◆ Work required:
Print the entries that appear below, exactly as written and without their pictures.

-- begin --

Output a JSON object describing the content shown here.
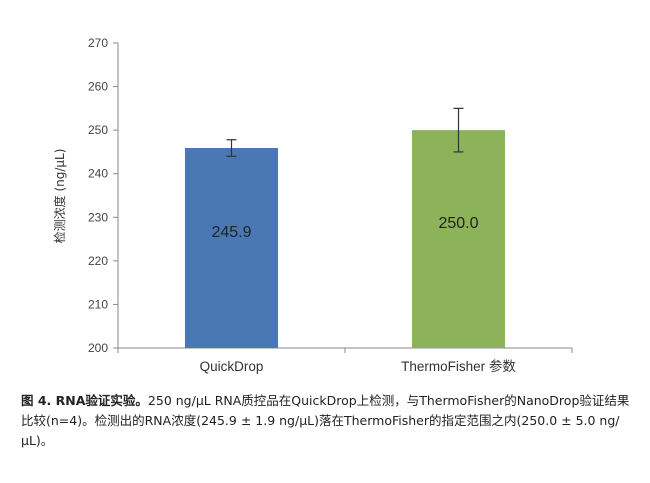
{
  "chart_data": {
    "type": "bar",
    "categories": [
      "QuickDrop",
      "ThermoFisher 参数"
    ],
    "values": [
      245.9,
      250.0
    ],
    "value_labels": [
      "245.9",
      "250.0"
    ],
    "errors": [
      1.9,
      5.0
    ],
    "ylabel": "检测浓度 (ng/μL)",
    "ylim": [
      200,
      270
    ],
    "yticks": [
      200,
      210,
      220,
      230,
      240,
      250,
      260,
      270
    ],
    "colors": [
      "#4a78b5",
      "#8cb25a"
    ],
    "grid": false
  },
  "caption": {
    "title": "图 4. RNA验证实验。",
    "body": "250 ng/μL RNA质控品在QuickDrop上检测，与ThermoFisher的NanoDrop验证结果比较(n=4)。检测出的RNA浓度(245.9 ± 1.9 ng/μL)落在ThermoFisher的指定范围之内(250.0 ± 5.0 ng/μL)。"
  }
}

-- end --

◆ Response for this exercise:
Output a JSON object describing the content shown here.
{
  "chart_data": {
    "type": "bar",
    "categories": [
      "QuickDrop",
      "ThermoFisher 参数"
    ],
    "values": [
      245.9,
      250.0
    ],
    "value_labels": [
      "245.9",
      "250.0"
    ],
    "errors": [
      1.9,
      5.0
    ],
    "ylabel": "检测浓度 (ng/μL)",
    "ylim": [
      200,
      270
    ],
    "yticks": [
      200,
      210,
      220,
      230,
      240,
      250,
      260,
      270
    ],
    "colors": [
      "#4a78b5",
      "#8cb25a"
    ],
    "grid": false
  },
  "caption": {
    "title": "图 4. RNA验证实验。",
    "body": "250 ng/μL RNA质控品在QuickDrop上检测，与ThermoFisher的NanoDrop验证结果比较(n=4)。检测出的RNA浓度(245.9 ± 1.9 ng/μL)落在ThermoFisher的指定范围之内(250.0 ± 5.0 ng/μL)。"
  }
}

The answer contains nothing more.